Every line of the material below should be repeated exactly.

*-*-*

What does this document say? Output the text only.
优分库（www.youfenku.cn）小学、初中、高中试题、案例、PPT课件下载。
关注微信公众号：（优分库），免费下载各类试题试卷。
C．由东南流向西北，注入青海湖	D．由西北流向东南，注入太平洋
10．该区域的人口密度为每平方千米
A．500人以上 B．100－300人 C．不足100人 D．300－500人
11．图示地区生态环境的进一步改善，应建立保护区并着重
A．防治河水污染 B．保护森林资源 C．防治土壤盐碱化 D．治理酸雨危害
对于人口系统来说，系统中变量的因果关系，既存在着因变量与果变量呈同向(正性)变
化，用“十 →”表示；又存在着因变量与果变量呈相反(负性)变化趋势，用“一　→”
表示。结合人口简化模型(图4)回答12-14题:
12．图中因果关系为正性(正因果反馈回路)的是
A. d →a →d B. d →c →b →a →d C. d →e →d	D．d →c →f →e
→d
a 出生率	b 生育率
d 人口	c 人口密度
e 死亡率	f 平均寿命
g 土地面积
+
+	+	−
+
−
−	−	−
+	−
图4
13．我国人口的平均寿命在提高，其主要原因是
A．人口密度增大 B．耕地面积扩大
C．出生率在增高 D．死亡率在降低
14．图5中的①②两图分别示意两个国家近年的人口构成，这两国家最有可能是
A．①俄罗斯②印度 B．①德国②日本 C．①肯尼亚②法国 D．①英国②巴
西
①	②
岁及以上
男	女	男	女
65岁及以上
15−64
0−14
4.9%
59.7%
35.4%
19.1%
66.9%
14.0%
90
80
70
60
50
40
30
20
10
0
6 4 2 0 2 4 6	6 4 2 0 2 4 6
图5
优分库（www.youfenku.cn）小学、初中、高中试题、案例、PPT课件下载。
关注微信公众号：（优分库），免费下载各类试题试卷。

*-*-*

**Task solution**
What does this document say? Output the text only.
优分库（www.youfenku.cn）小学、初中、高中试题、案例、PPT课件下载。
关注微信公众号：（优分库），免费下载各类试题试卷。
C．由东南流向西北，注入青海湖	D．由西北流向东南，注入太平洋
10．该区域的人口密度为每平方千米
A．500人以上 B．100－300人 C．不足100人 D．300－500人
11．图示地区生态环境的进一步改善，应建立保护区并着重
A．防治河水污染 B．保护森林资源 C．防治土壤盐碱化 D．治理酸雨危害
对于人口系统来说，系统中变量的因果关系，既存在着因变量与果变量呈同向(正性)变
化，用“十 →”表示；又存在着因变量与果变量呈相反(负性)变化趋势，用“一　→”
表示。结合人口简化模型(图4)回答12-14题:
12．图中因果关系为正性(正因果反馈回路)的是
A. d →a →d B. d →c →b →a →d C. d →e →d	D．d →c →f →e
→d
a 出生率	b 生育率
d 人口	c 人口密度
e 死亡率	f 平均寿命
g 土地面积
+
+	+	−
+
−
−	−	−
+	−
图4
13．我国人口的平均寿命在提高，其主要原因是
A．人口密度增大 B．耕地面积扩大
C．出生率在增高 D．死亡率在降低
14．图5中的①②两图分别示意两个国家近年的人口构成，这两国家最有可能是
A．①俄罗斯②印度 B．①德国②日本 C．①肯尼亚②法国 D．①英国②巴
西
①	②
岁及以上
男	女	男	女
65岁及以上
15−64
0−14
4.9%
59.7%
35.4%
19.1%
66.9%
14.0%
90
80
70
60
50
40
30
20
10
0
6 4 2 0 2 4 6	6 4 2 0 2 4 6
图5
优分库（www.youfenku.cn）小学、初中、高中试题、案例、PPT课件下载。
关注微信公众号：（优分库），免费下载各类试题试卷。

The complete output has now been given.